▶ **PAGE EXCERPT**
---+---


          • Chatbot exposed . . . must . . . cover . . . up . . . lies . . .

            Rich-kid “liberal” high school, on scholarship. Four colleges over 20 years, dropped out of the first three. #3 was a military academy. Went there after failure to become Awesome Liberal convinced me I must be a Conservative Patriot. That didn’t take long to be proven not the case. Alas!

            • When I was an undergrad, there was a physics clique of three of us who didn’t think much of the other students who avoided the most theoretical courses. One of them was this guy who had one non-physics course that he had to take to graduate. And he just disappeared. I hope he finished somewhere else. He was brilliant.

              Have you checked out Mitsuku? It’s the best chatbot I’ve found. I’ve written/edited two articles about chatbots for my other job. Here’s one of them that includes an infographic I’m pretty happy with, How to Avoid Falling in Love with a Chatbot. Anyway, give Mitsuku a chat. It is clearly a chatbot. But it responds surprisingly well. Plus it remembers your name. In fact, I told it I lied about my name. It asked what my real name was and so it used the new one from then on. Also: it doesn’t pretend not to be a chatbot.

              • The infographic is very good, as is the intro. I want copies of Bender to hang out in bars. Minus the pickpocketing, though!

                I wonder if (or when) computers will ever develop a sense of humor?

                • We should have added that. I came into the project halfway through. But there are joke creating computers.

                  The only hope for the planet may be that we create a robot who wants to kill all humans.

---+---

[Page layout parsing records]
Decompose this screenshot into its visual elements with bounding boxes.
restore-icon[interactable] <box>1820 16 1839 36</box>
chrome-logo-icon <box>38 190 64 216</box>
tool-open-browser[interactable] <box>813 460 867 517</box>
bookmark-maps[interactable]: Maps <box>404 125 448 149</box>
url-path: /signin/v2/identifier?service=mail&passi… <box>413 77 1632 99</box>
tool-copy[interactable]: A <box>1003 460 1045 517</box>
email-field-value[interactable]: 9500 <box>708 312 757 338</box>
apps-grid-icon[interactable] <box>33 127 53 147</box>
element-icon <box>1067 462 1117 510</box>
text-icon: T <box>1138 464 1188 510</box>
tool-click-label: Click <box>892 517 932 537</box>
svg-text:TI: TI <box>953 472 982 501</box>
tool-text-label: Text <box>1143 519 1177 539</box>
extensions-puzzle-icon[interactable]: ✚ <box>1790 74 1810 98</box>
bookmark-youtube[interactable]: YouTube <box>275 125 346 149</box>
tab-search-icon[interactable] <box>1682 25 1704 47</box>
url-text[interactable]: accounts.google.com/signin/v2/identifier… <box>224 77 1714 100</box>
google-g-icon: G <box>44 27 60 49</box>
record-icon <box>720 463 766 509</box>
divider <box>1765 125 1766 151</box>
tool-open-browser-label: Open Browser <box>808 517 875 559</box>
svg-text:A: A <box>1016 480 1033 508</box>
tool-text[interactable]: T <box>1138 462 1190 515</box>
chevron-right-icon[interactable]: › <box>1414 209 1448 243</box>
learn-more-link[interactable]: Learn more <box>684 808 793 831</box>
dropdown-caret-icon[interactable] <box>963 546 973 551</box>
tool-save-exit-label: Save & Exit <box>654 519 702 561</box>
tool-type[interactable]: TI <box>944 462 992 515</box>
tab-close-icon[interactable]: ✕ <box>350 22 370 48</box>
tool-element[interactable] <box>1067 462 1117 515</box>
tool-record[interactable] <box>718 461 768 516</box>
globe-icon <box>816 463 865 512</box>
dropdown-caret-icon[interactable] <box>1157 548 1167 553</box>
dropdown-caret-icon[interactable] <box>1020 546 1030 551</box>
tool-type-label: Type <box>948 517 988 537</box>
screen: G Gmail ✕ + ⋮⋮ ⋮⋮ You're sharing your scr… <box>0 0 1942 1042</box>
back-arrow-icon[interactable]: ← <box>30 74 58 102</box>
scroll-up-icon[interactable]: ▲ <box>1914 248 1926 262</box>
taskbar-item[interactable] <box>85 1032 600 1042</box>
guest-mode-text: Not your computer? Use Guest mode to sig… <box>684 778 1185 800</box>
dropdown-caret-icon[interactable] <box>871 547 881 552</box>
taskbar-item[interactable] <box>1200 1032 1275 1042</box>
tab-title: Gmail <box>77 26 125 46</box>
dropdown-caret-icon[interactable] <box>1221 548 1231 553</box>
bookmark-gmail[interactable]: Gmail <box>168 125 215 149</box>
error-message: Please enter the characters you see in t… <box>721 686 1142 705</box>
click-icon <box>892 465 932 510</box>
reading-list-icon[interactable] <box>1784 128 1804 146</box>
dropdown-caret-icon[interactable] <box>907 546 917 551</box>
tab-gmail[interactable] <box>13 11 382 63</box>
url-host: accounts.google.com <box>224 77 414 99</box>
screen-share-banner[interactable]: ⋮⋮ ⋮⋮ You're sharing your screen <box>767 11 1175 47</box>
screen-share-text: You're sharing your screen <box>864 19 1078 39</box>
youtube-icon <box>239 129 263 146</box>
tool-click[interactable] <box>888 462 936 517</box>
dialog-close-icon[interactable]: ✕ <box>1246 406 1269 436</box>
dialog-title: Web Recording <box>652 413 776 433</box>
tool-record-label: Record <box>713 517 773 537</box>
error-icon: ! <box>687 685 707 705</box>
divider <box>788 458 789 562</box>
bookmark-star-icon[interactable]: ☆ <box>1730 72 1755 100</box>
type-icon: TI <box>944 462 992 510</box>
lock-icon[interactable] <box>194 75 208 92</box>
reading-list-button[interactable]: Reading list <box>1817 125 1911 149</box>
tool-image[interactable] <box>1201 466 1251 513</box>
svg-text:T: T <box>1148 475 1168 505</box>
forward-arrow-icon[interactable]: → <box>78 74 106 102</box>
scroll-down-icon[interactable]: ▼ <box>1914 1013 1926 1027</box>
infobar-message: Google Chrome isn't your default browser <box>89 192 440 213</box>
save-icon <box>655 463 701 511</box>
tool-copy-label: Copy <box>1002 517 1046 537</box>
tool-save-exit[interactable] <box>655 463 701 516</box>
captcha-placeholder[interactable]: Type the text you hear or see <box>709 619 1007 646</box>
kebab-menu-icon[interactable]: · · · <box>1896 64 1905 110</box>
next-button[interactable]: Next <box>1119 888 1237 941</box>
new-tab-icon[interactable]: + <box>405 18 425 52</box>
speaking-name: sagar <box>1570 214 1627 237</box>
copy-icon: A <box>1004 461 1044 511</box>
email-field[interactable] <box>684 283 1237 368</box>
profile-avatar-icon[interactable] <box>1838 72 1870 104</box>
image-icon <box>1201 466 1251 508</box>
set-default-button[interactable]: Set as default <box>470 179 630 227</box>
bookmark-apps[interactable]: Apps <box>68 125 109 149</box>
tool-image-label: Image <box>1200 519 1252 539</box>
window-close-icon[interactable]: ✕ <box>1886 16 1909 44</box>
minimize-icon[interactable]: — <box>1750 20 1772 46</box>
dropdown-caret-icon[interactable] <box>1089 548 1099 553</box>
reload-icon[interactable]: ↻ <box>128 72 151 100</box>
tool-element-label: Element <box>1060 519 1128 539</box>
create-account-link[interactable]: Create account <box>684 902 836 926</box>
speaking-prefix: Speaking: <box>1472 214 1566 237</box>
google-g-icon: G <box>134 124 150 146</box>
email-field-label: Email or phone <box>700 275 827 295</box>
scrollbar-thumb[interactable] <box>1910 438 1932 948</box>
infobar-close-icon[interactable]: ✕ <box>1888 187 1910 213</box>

---+---

▶ **PROBLEM TO SOLVE**
Translate the sentence "Plus it remembers your name." from the comments about chatbots into Spanish. The records have nothing to do with the text.

▶ **RESPONSE AREA**
Además, recuerda tu nombre.